▶ **Challenge**
Check every line of the entries below for the word "Figure", and copy the ones that have it.

[Saved data entries]

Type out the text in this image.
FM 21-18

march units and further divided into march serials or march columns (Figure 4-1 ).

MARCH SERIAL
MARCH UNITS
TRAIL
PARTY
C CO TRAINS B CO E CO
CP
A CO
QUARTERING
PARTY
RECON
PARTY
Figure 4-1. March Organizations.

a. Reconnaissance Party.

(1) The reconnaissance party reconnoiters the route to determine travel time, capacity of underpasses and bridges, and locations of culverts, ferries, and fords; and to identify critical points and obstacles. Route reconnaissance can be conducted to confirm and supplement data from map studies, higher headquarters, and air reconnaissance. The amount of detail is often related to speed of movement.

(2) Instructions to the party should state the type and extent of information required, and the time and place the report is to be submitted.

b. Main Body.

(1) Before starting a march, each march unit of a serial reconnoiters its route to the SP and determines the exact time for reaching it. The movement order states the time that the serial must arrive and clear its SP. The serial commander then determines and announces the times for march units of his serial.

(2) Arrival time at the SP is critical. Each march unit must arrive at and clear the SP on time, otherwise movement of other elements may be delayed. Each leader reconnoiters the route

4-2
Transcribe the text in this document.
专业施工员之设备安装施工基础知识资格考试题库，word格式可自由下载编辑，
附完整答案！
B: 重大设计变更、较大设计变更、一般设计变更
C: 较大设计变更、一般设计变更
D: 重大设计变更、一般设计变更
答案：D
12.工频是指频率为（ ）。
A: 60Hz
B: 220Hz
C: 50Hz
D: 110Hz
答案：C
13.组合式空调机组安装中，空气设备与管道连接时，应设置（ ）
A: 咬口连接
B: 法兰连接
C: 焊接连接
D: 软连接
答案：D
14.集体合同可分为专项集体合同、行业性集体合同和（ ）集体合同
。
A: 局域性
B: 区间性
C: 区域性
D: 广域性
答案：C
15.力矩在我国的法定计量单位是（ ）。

==

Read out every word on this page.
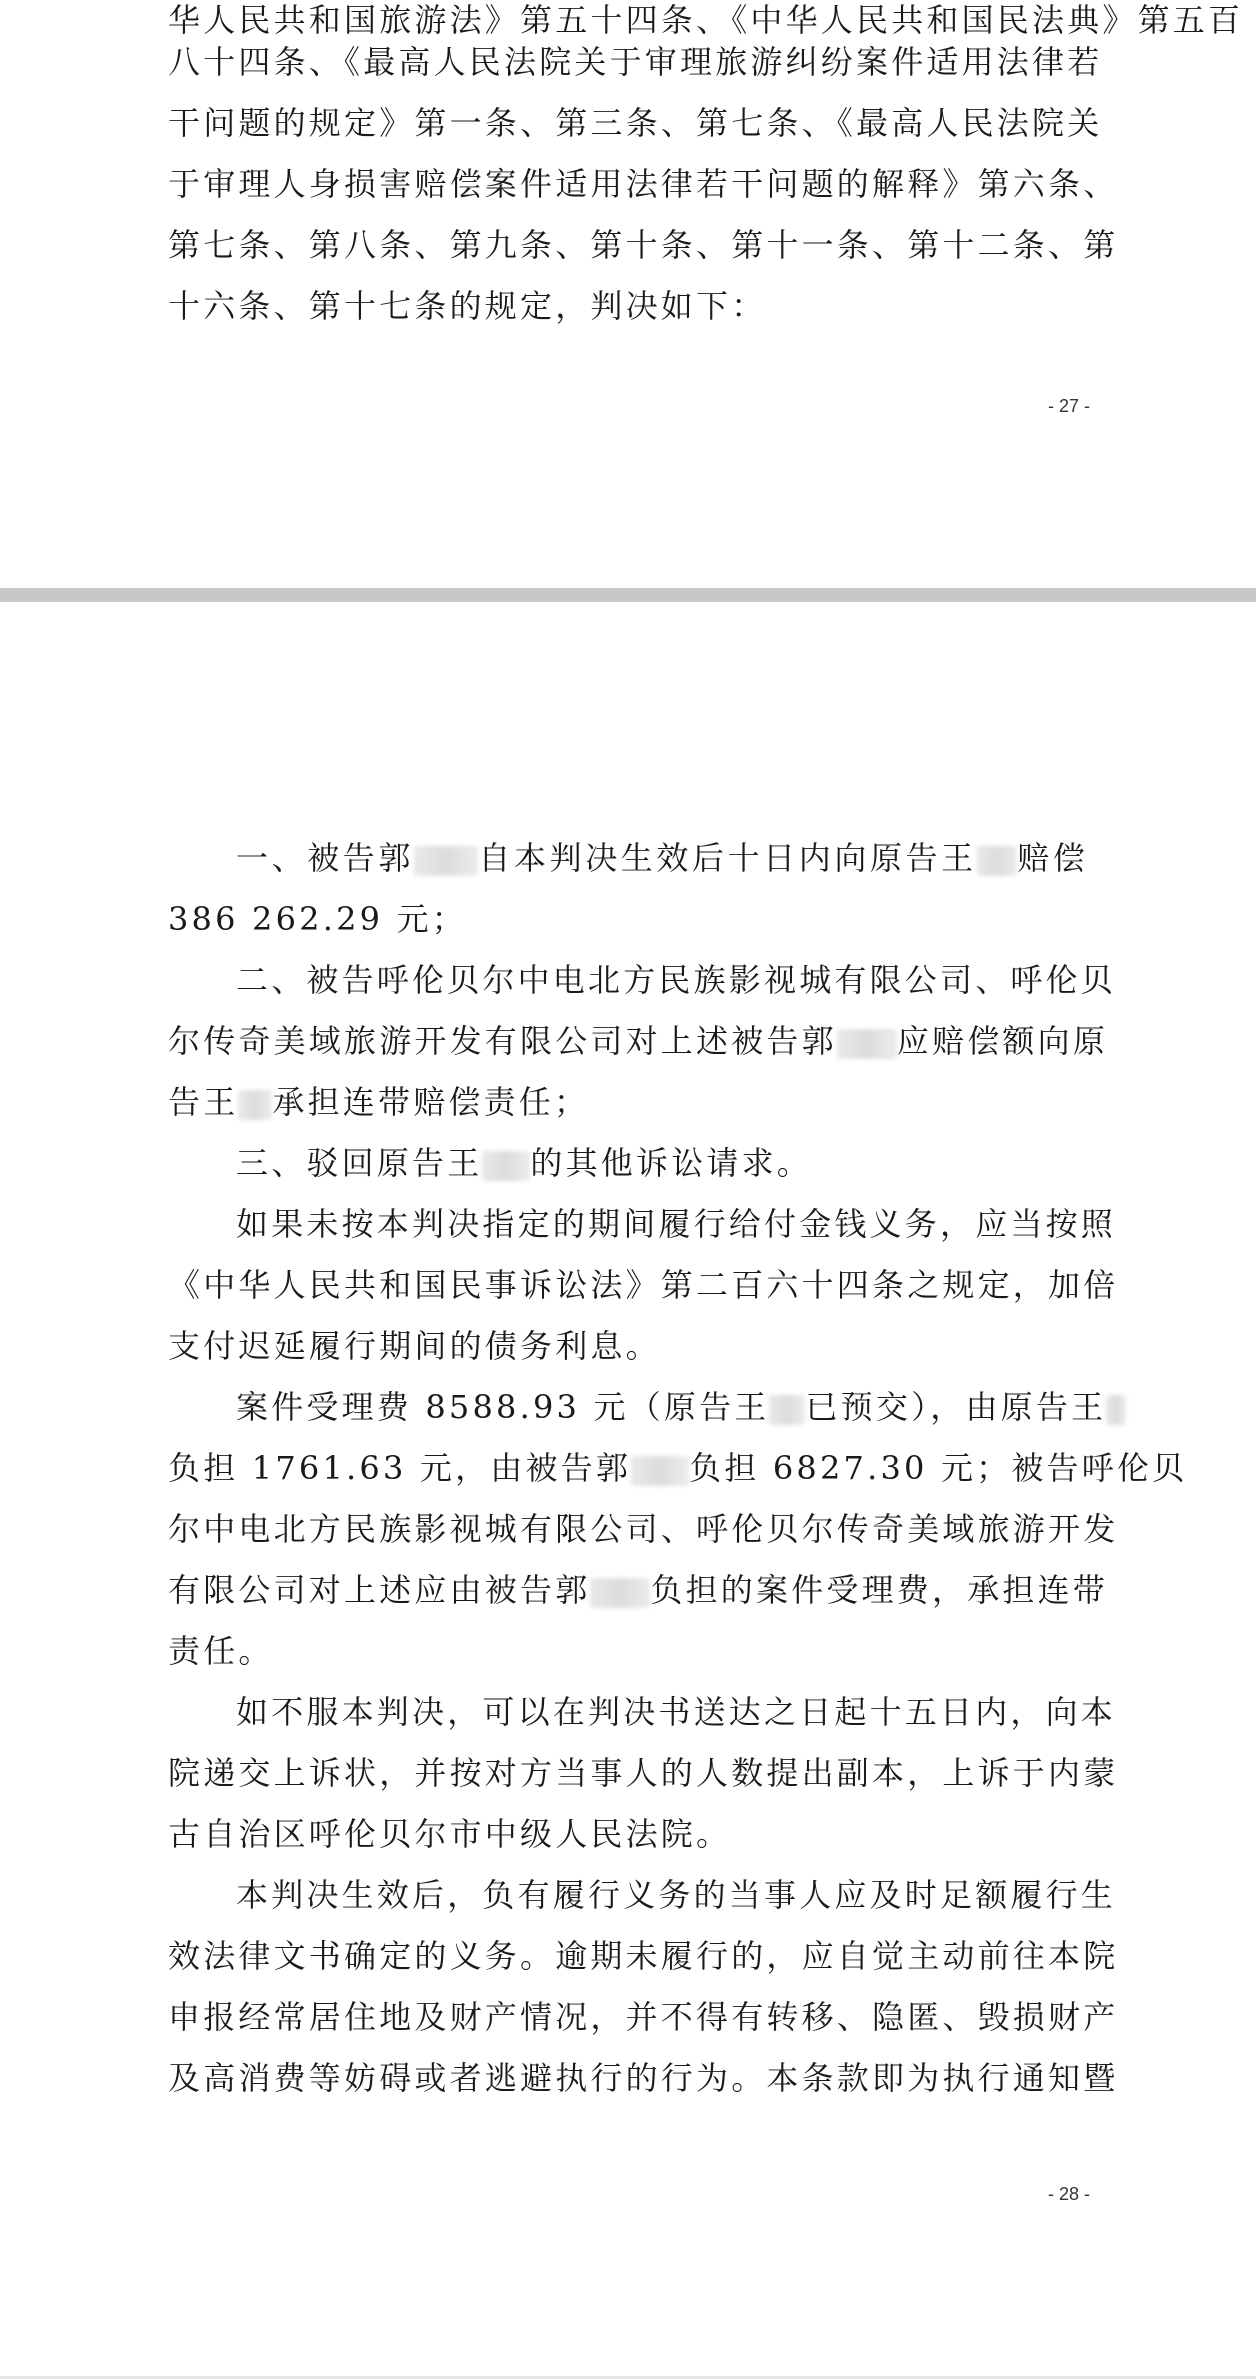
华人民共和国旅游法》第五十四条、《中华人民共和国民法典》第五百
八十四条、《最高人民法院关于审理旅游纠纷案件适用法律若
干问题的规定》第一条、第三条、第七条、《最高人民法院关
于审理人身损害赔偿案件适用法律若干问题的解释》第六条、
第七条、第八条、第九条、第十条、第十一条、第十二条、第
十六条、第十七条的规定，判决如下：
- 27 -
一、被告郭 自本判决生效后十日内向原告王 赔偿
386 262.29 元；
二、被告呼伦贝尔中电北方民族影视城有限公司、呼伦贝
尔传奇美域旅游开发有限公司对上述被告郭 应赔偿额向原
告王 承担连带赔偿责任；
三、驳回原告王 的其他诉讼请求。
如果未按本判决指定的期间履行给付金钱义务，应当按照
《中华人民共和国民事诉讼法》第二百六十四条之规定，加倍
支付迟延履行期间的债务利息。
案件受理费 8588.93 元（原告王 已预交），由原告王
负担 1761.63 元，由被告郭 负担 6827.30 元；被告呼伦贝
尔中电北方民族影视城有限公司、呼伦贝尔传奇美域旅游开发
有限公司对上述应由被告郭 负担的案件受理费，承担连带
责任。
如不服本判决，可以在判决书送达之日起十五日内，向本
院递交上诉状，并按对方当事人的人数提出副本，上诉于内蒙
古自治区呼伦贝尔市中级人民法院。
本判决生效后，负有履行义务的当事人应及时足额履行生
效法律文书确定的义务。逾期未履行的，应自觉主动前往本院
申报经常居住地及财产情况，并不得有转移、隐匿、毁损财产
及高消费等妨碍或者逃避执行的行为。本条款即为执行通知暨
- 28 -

▶ **Task output**
march units and further divided into march serials or march columns (Figure 4-1 ).
Figure 4-1. March Organizations.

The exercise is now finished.